-- begin Extracted data --
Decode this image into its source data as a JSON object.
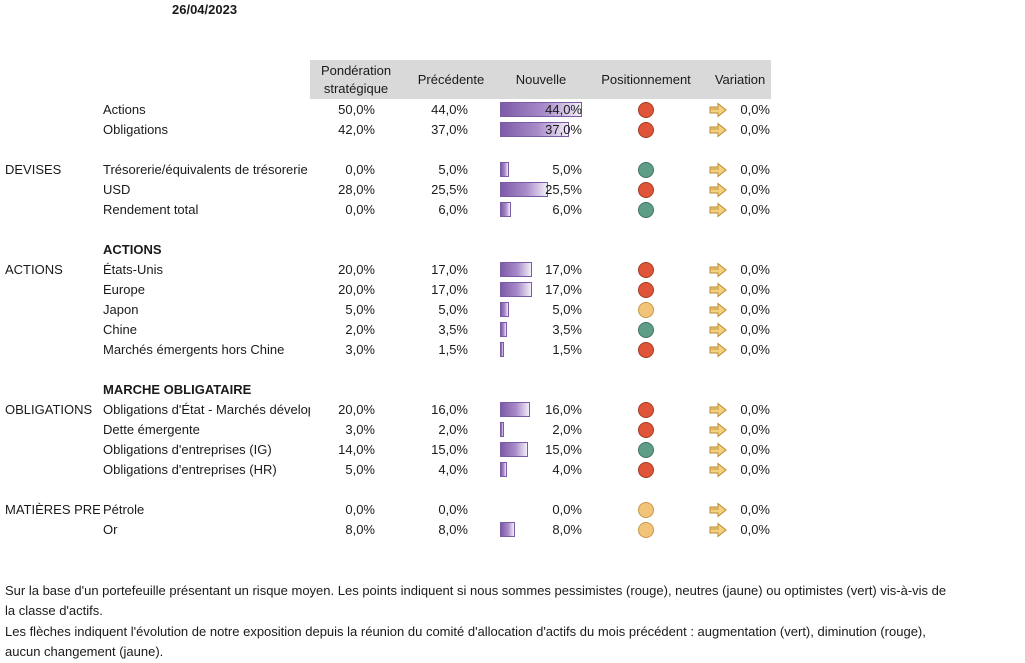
{
  "date": "26/04/2023",
  "headers": {
    "strategic": "Pondération stratégique",
    "previous": "Précédente",
    "new": "Nouvelle",
    "positioning": "Positionnement",
    "variation": "Variation"
  },
  "colors": {
    "red": "#e0553a",
    "yellow": "#f2c47a",
    "green": "#5e9e86",
    "bar": "#7d5ba8",
    "header_bg": "#d9d9d9"
  },
  "rows": [
    {
      "section": "",
      "label": "Actions",
      "strat": "50,0%",
      "prev": "44,0%",
      "new": "44,0%",
      "new_value": 44.0,
      "pos": "red",
      "arrow": "right-arrow-icon",
      "var": "0,0%"
    },
    {
      "section": "",
      "label": "Obligations",
      "strat": "42,0%",
      "prev": "37,0%",
      "new": "37,0%",
      "new_value": 37.0,
      "pos": "red",
      "arrow": "right-arrow-icon",
      "var": "0,0%"
    },
    {
      "section": "DEVISES",
      "label": "Trésorerie/équivalents de trésorerie",
      "strat": "0,0%",
      "prev": "5,0%",
      "new": "5,0%",
      "new_value": 5.0,
      "pos": "green",
      "arrow": "right-arrow-icon",
      "var": "0,0%"
    },
    {
      "section": "",
      "label": "USD",
      "strat": "28,0%",
      "prev": "25,5%",
      "new": "25,5%",
      "new_value": 25.5,
      "pos": "red",
      "arrow": "right-arrow-icon",
      "var": "0,0%"
    },
    {
      "section": "",
      "label": "Rendement total",
      "strat": "0,0%",
      "prev": "6,0%",
      "new": "6,0%",
      "new_value": 6.0,
      "pos": "green",
      "arrow": "right-arrow-icon",
      "var": "0,0%"
    },
    {
      "subheading": "ACTIONS"
    },
    {
      "section": "ACTIONS",
      "label": "États-Unis",
      "strat": "20,0%",
      "prev": "17,0%",
      "new": "17,0%",
      "new_value": 17.0,
      "pos": "red",
      "arrow": "right-arrow-icon",
      "var": "0,0%"
    },
    {
      "section": "",
      "label": "Europe",
      "strat": "20,0%",
      "prev": "17,0%",
      "new": "17,0%",
      "new_value": 17.0,
      "pos": "red",
      "arrow": "right-arrow-icon",
      "var": "0,0%"
    },
    {
      "section": "",
      "label": "Japon",
      "strat": "5,0%",
      "prev": "5,0%",
      "new": "5,0%",
      "new_value": 5.0,
      "pos": "yellow",
      "arrow": "right-arrow-icon",
      "var": "0,0%"
    },
    {
      "section": "",
      "label": "Chine",
      "strat": "2,0%",
      "prev": "3,5%",
      "new": "3,5%",
      "new_value": 3.5,
      "pos": "green",
      "arrow": "right-arrow-icon",
      "var": "0,0%"
    },
    {
      "section": "",
      "label": "Marchés émergents hors Chine",
      "strat": "3,0%",
      "prev": "1,5%",
      "new": "1,5%",
      "new_value": 1.5,
      "pos": "red",
      "arrow": "right-arrow-icon",
      "var": "0,0%"
    },
    {
      "subheading": "MARCHE OBLIGATAIRE"
    },
    {
      "section": "OBLIGATIONS",
      "label": "Obligations d'État - Marchés développés",
      "strat": "20,0%",
      "prev": "16,0%",
      "new": "16,0%",
      "new_value": 16.0,
      "pos": "red",
      "arrow": "right-arrow-icon",
      "var": "0,0%"
    },
    {
      "section": "",
      "label": "Dette émergente",
      "strat": "3,0%",
      "prev": "2,0%",
      "new": "2,0%",
      "new_value": 2.0,
      "pos": "red",
      "arrow": "right-arrow-icon",
      "var": "0,0%"
    },
    {
      "section": "",
      "label": "Obligations d'entreprises (IG)",
      "strat": "14,0%",
      "prev": "15,0%",
      "new": "15,0%",
      "new_value": 15.0,
      "pos": "green",
      "arrow": "right-arrow-icon",
      "var": "0,0%"
    },
    {
      "section": "",
      "label": "Obligations d'entreprises (HR)",
      "strat": "5,0%",
      "prev": "4,0%",
      "new": "4,0%",
      "new_value": 4.0,
      "pos": "red",
      "arrow": "right-arrow-icon",
      "var": "0,0%"
    },
    {
      "section": "MATIÈRES PREMIÈRES",
      "label": "Pétrole",
      "strat": "0,0%",
      "prev": "0,0%",
      "new": "0,0%",
      "new_value": 0.0,
      "pos": "yellow",
      "arrow": "right-arrow-icon",
      "var": "0,0%"
    },
    {
      "section": "",
      "label": "Or",
      "strat": "8,0%",
      "prev": "8,0%",
      "new": "8,0%",
      "new_value": 8.0,
      "pos": "yellow",
      "arrow": "right-arrow-icon",
      "var": "0,0%"
    }
  ],
  "footnotes": [
    "Sur la base d'un portefeuille présentant un risque moyen. Les points indiquent si nous sommes pessimistes (rouge), neutres (jaune) ou optimistes (vert) vis-à-vis de",
    "la classe d'actifs.",
    "Les flèches indiquent l'évolution de notre exposition depuis la réunion du comité d'allocation d'actifs du mois précédent : augmentation (vert), diminution (rouge),",
    "aucun changement (jaune)."
  ]
}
-- end Extracted data --
:: Short exercise ::
Filter out every line that lacks the word "jaune", and copy the rest.

:: Result for this task ::
    "Sur la base d'un portefeuille présentant un risque moyen. Les points indiquent si nous sommes pessimistes (rouge), neutres (jaune) ou optimistes (vert) vis-à-vis de",
    "aucun changement (jaune)."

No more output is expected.